## EXERCISE PROMPT
List all the lines in these records that hold "CrmFinaFile".

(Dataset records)
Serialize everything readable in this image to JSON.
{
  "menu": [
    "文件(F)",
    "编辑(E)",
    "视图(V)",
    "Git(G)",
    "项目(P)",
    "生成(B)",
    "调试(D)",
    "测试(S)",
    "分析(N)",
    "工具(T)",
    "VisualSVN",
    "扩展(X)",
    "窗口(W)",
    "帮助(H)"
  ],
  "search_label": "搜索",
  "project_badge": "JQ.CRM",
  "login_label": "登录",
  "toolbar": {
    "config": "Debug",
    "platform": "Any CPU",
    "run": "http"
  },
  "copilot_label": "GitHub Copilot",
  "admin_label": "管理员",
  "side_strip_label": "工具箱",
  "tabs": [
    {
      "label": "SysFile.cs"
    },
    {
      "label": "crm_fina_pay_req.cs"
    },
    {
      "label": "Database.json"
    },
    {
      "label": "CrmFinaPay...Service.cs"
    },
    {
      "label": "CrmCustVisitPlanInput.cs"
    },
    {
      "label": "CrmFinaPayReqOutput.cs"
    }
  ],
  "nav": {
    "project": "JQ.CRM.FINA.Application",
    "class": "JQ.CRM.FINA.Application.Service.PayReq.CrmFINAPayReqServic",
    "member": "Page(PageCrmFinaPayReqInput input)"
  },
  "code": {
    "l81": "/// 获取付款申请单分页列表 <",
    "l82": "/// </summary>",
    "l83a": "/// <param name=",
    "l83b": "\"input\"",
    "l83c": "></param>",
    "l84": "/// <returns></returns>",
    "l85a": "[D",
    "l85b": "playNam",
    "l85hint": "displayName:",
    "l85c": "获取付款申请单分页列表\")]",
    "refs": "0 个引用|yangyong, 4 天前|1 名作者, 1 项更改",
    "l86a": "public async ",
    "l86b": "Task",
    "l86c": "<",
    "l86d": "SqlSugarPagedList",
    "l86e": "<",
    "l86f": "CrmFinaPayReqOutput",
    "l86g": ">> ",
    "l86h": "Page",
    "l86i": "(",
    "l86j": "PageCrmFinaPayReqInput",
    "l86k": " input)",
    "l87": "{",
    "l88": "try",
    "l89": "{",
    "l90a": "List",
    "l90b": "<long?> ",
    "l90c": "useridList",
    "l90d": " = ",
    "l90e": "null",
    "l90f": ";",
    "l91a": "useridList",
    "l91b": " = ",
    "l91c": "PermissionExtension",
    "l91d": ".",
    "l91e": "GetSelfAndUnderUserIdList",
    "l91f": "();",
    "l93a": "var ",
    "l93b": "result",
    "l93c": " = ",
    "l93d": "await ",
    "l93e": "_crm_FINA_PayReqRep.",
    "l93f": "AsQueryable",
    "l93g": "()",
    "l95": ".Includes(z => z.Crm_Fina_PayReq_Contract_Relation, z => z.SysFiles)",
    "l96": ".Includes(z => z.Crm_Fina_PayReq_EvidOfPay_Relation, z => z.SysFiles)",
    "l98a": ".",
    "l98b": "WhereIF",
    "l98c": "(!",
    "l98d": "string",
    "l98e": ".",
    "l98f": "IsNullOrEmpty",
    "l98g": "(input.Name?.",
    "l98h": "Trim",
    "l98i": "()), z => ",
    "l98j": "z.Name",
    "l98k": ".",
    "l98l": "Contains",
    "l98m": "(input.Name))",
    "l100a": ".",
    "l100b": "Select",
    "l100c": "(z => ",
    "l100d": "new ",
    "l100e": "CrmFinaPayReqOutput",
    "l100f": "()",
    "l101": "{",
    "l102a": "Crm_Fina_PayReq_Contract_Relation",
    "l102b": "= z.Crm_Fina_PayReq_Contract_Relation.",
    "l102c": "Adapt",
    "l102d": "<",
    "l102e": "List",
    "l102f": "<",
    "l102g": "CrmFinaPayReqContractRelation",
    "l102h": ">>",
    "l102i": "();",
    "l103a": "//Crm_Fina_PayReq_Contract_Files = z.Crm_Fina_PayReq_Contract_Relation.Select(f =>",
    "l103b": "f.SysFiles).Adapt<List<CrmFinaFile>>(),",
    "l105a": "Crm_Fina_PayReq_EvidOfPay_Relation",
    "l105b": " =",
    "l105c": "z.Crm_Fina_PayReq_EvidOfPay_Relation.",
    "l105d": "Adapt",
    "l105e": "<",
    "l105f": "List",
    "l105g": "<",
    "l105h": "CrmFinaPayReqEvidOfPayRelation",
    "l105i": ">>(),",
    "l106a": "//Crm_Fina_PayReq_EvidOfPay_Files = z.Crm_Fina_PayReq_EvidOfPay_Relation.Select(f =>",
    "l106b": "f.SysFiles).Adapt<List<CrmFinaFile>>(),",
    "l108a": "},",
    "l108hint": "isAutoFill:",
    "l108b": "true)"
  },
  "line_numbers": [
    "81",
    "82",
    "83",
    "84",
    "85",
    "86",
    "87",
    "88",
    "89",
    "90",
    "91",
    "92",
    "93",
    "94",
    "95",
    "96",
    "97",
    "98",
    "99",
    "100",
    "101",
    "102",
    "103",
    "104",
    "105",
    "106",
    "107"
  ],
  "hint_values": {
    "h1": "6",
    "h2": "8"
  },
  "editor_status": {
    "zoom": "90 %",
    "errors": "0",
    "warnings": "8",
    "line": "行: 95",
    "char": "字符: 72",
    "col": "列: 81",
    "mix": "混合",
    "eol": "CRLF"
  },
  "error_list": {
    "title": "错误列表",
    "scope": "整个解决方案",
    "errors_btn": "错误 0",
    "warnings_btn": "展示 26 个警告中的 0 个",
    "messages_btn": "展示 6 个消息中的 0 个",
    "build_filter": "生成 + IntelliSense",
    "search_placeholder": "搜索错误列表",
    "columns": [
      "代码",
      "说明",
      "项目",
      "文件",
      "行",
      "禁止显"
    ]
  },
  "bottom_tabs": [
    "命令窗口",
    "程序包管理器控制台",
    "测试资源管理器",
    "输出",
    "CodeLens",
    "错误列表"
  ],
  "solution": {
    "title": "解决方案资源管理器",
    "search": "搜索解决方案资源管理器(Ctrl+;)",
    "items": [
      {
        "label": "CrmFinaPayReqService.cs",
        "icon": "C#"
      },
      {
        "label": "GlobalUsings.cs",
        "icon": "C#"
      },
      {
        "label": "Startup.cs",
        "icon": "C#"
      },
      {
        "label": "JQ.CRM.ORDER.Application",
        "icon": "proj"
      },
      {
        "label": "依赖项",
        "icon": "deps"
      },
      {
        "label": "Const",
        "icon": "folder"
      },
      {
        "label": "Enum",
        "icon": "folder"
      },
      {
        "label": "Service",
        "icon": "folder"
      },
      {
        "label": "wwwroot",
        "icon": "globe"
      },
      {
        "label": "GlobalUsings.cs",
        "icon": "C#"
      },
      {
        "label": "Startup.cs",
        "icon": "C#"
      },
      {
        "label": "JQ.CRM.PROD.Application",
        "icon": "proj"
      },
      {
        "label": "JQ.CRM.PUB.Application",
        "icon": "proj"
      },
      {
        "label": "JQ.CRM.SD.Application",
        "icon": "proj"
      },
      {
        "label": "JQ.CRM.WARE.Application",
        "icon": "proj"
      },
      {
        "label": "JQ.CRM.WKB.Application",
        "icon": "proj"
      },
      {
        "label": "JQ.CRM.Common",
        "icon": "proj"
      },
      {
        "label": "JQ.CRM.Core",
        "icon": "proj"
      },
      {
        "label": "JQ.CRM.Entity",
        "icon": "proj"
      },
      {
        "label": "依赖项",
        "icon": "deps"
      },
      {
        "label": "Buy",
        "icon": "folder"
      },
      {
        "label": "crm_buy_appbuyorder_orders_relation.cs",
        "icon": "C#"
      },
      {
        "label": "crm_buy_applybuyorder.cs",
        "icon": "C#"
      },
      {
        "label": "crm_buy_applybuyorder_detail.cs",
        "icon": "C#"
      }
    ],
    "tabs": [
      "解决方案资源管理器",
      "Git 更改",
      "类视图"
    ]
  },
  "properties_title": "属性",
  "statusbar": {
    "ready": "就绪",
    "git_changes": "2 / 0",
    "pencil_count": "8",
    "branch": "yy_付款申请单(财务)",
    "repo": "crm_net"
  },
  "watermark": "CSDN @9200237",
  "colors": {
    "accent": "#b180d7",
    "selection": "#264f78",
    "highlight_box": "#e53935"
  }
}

## COMPLETE ANSWER
    "l103b": "f.SysFiles).Adapt<List<CrmFinaFile>>(),",
    "l106b": "f.SysFiles).Adapt<List<CrmFinaFile>>(),",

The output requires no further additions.